## What you will do
Copy out, word for word, the part of the items below that opens with the line containing "x-tick-label: 2019 <box>969 697 988 738</box>" and closes with the line containing "annotation-text: 2012-美国纳税人 <box>880", including both of those lines.

[Element box items]
——————————
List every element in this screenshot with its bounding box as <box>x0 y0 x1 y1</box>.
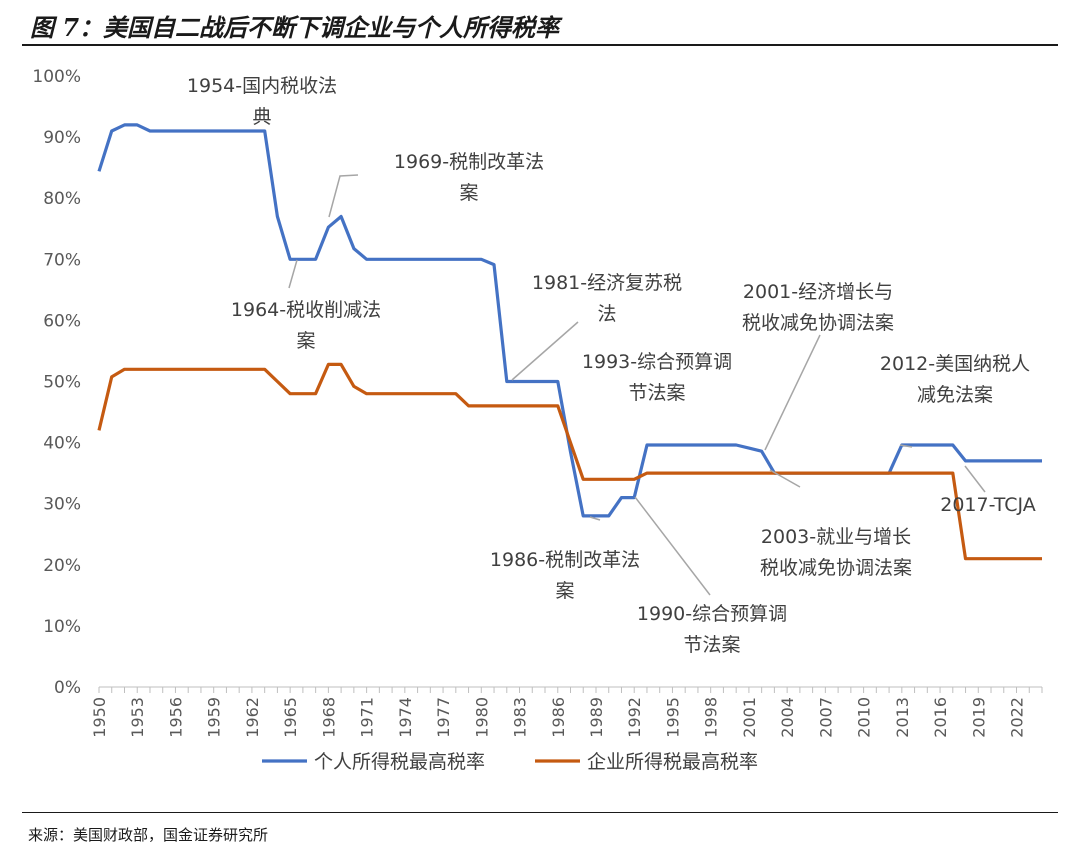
x-tick-label: 2019 <box>969 697 988 738</box>
x-tick-label: 2004 <box>778 697 797 738</box>
figure-title: 图 7：美国自二战后不断下调企业与个人所得税率 <box>30 13 560 42</box>
source-divider <box>22 812 1058 813</box>
y-tick-label: 100% <box>32 67 81 87</box>
annotation-leader-line <box>288 259 298 289</box>
x-tick-label: 1998 <box>702 697 721 738</box>
x-tick-label: 1965 <box>281 697 300 738</box>
y-tick-label: 70% <box>43 250 81 270</box>
annotation-text: 2017-TCJA <box>940 494 1036 516</box>
annotation-text: 2012-美国纳税人 <box>880 353 1030 375</box>
annotation-text: 1990-综合预算调 <box>637 603 787 625</box>
annotation-leader-line <box>634 496 711 596</box>
y-tick-label: 60% <box>43 311 81 331</box>
y-tick-label: 10% <box>43 617 81 637</box>
annotation-text: 1969-税制改革法 <box>394 151 544 173</box>
annotation-leader-line <box>511 321 579 381</box>
title-divider <box>22 44 1058 46</box>
x-tick-label: 2022 <box>1008 697 1027 738</box>
x-tick-label: 1974 <box>396 697 415 738</box>
x-tick-label: 1980 <box>472 697 491 738</box>
legend-label: 企业所得税最高税率 <box>587 751 758 773</box>
x-tick-label: 1956 <box>166 697 185 738</box>
annotation-text: 2003-就业与增长 <box>761 526 911 548</box>
x-tick-label: 2010 <box>855 697 874 738</box>
annotation-leader-line <box>764 334 821 451</box>
x-tick-label: 1959 <box>205 697 224 738</box>
y-tick-label: 20% <box>43 556 81 576</box>
x-tick-label: 1953 <box>128 697 147 738</box>
annotation-text: 案 <box>555 580 574 602</box>
annotation-text: 节法案 <box>683 634 740 656</box>
annotation-text: 减免法案 <box>917 384 993 406</box>
annotation-text: 1954-国内税收法 <box>187 75 337 97</box>
x-tick-label: 1989 <box>587 697 606 738</box>
x-tick-label: 1995 <box>663 697 682 738</box>
annotation-leader-line <box>328 174 359 218</box>
x-tick-label: 1971 <box>358 697 377 738</box>
x-tick-label: 1962 <box>243 697 262 738</box>
y-tick-label: 0% <box>54 678 81 698</box>
source-note: 来源：美国财政部，国金证券研究所 <box>28 826 269 844</box>
y-tick-label: 40% <box>43 434 81 454</box>
series-line-corporate-tax <box>97 362 1042 561</box>
annotation-leader-line <box>769 469 801 488</box>
legend-label: 个人所得税最高税率 <box>314 751 485 773</box>
annotation-text: 税收减免协调法案 <box>742 312 894 334</box>
x-tick-label: 1977 <box>434 697 453 738</box>
x-tick-label: 2001 <box>740 697 759 738</box>
x-tick-label: 1983 <box>511 697 530 738</box>
x-tick-label: 1986 <box>549 697 568 738</box>
annotation-leader-line <box>899 444 913 448</box>
annotation-text: 案 <box>296 330 315 352</box>
annotation-text: 1964-税收削减法 <box>231 299 381 321</box>
y-tick-label: 50% <box>43 373 81 393</box>
annotation-text: 1981-经济复苏税 <box>532 272 682 294</box>
x-tick-label: 1992 <box>625 697 644 738</box>
annotation-text: 1986-税制改革法 <box>490 549 640 571</box>
annotation-text: 案 <box>459 182 478 204</box>
annotation-text: 税收减免协调法案 <box>760 557 912 579</box>
annotation-text: 典 <box>252 106 271 128</box>
y-tick-label: 30% <box>43 495 81 515</box>
annotation-text: 1993-综合预算调 <box>582 351 732 373</box>
y-tick-label: 90% <box>43 128 81 148</box>
line-chart: 0% 10% 20% 30% 40% 50% 60% 70% 80% 90% 100% 1950 195… <box>32 67 1043 773</box>
x-tick-label: 2007 <box>816 697 835 738</box>
x-tick-label: 1950 <box>90 697 109 738</box>
series-line-individual-tax <box>97 123 1042 518</box>
x-tick-label: 1968 <box>319 697 338 738</box>
y-tick-label: 80% <box>43 189 81 209</box>
x-tick-label: 2016 <box>931 697 950 738</box>
annotation-text: 法 <box>597 303 616 325</box>
annotation-text: 2001-经济增长与 <box>743 281 893 303</box>
annotation-leader-line <box>589 516 601 521</box>
x-tick-label: 2013 <box>893 697 912 738</box>
annotation-leader-line <box>964 465 986 493</box>
annotation-text: 节法案 <box>628 382 685 404</box>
——————————
## Output of the task
x-tick-label: 2019 <box>969 697 988 738</box>
x-tick-label: 2004 <box>778 697 797 738</box>
figure-title: 图 7：美国自二战后不断下调企业与个人所得税率 <box>30 13 560 42</box>
source-divider <box>22 812 1058 813</box>
y-tick-label: 100% <box>32 67 81 87</box>
annotation-leader-line <box>288 259 298 289</box>
x-tick-label: 1998 <box>702 697 721 738</box>
x-tick-label: 1965 <box>281 697 300 738</box>
y-tick-label: 70% <box>43 250 81 270</box>
annotation-text: 2017-TCJA <box>940 494 1036 516</box>
annotation-text: 2012-美国纳税人 <box>880 353 1030 375</box>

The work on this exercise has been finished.